** Start Raw records **
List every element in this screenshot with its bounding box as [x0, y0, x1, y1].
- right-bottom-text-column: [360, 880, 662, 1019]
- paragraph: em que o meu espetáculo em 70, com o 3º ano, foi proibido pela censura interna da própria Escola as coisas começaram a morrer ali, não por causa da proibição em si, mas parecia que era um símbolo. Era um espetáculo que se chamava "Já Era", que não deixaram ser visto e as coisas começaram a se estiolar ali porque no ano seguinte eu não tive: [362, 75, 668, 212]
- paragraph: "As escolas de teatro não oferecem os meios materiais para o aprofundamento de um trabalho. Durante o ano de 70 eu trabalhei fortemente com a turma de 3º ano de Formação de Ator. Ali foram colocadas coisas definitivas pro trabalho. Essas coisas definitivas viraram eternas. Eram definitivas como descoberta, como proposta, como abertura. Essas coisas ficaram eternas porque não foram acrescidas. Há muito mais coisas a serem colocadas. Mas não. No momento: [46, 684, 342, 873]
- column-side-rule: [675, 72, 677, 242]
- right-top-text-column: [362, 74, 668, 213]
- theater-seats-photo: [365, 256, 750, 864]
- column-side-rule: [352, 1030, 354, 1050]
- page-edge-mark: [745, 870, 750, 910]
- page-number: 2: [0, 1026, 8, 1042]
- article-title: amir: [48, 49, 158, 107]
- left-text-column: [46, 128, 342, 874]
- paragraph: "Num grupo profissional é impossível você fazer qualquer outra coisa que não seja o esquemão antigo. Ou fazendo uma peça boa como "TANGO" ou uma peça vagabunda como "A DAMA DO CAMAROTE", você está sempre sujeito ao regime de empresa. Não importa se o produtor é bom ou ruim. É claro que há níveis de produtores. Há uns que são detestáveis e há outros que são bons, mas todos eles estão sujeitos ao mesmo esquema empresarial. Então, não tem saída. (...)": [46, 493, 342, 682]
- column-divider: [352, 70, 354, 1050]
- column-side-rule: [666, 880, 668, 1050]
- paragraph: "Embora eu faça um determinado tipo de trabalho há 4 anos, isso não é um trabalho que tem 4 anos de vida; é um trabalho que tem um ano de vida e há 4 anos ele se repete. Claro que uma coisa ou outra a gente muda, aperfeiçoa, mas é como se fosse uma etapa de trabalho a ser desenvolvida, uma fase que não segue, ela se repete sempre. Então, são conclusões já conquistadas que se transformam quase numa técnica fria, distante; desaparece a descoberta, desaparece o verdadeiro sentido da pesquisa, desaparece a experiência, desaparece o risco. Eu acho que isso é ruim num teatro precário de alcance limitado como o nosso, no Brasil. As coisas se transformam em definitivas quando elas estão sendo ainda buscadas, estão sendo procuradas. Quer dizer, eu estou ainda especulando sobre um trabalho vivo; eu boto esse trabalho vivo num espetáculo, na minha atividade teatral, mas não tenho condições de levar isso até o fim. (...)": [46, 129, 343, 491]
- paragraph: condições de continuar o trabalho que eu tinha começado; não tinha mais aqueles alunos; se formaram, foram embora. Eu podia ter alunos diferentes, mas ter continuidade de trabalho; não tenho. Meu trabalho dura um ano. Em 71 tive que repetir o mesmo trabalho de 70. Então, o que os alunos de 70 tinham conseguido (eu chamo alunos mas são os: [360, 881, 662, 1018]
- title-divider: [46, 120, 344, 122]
** End Raw records **
- **Job**
Copy every line of the data entries verbatim.

- **Exercise answer**
List every element in this screenshot with its bounding box as [x0, y0, x1, y1].
- right-bottom-text-column: [360, 880, 662, 1019]
- paragraph: em que o meu espetáculo em 70, com o 3º ano, foi proibido pela censura interna da própria Escola as coisas começaram a morrer ali, não por causa da proibição em si, mas parecia que era um símbolo. Era um espetáculo que se chamava "Já Era", que não deixaram ser visto e as coisas começaram a se estiolar ali porque no ano seguinte eu não tive: [362, 75, 668, 212]
- paragraph: "As escolas de teatro não oferecem os meios materiais para o aprofundamento de um trabalho. Durante o ano de 70 eu trabalhei fortemente com a turma de 3º ano de Formação de Ator. Ali foram colocadas coisas definitivas pro trabalho. Essas coisas definitivas viraram eternas. Eram definitivas como descoberta, como proposta, como abertura. Essas coisas ficaram eternas porque não foram acrescidas. Há muito mais coisas a serem colocadas. Mas não. No momento: [46, 684, 342, 873]
- column-side-rule: [675, 72, 677, 242]
- right-top-text-column: [362, 74, 668, 213]
- theater-seats-photo: [365, 256, 750, 864]
- column-side-rule: [352, 1030, 354, 1050]
- page-edge-mark: [745, 870, 750, 910]
- page-number: 2: [0, 1026, 8, 1042]
- article-title: amir: [48, 49, 158, 107]
- left-text-column: [46, 128, 342, 874]
- paragraph: "Num grupo profissional é impossível você fazer qualquer outra coisa que não seja o esquemão antigo. Ou fazendo uma peça boa como "TANGO" ou uma peça vagabunda como "A DAMA DO CAMAROTE", você está sempre sujeito ao regime de empresa. Não importa se o produtor é bom ou ruim. É claro que há níveis de produtores. Há uns que são detestáveis e há outros que são bons, mas todos eles estão sujeitos ao mesmo esquema empresarial. Então, não tem saída. (...)": [46, 493, 342, 682]
- column-divider: [352, 70, 354, 1050]
- column-side-rule: [666, 880, 668, 1050]
- paragraph: "Embora eu faça um determinado tipo de trabalho há 4 anos, isso não é um trabalho que tem 4 anos de vida; é um trabalho que tem um ano de vida e há 4 anos ele se repete. Claro que uma coisa ou outra a gente muda, aperfeiçoa, mas é como se fosse uma etapa de trabalho a ser desenvolvida, uma fase que não segue, ela se repete sempre. Então, são conclusões já conquistadas que se transformam quase numa técnica fria, distante; desaparece a descoberta, desaparece o verdadeiro sentido da pesquisa, desaparece a experiência, desaparece o risco. Eu acho que isso é ruim num teatro precário de alcance limitado como o nosso, no Brasil. As coisas se transformam em definitivas quando elas estão sendo ainda buscadas, estão sendo procuradas. Quer dizer, eu estou ainda especulando sobre um trabalho vivo; eu boto esse trabalho vivo num espetáculo, na minha atividade teatral, mas não tenho condições de levar isso até o fim. (...)": [46, 129, 343, 491]
- paragraph: condições de continuar o trabalho que eu tinha começado; não tinha mais aqueles alunos; se formaram, foram embora. Eu podia ter alunos diferentes, mas ter continuidade de trabalho; não tenho. Meu trabalho dura um ano. Em 71 tive que repetir o mesmo trabalho de 70. Então, o que os alunos de 70 tinham conseguido (eu chamo alunos mas são os: [360, 881, 662, 1018]
- title-divider: [46, 120, 344, 122]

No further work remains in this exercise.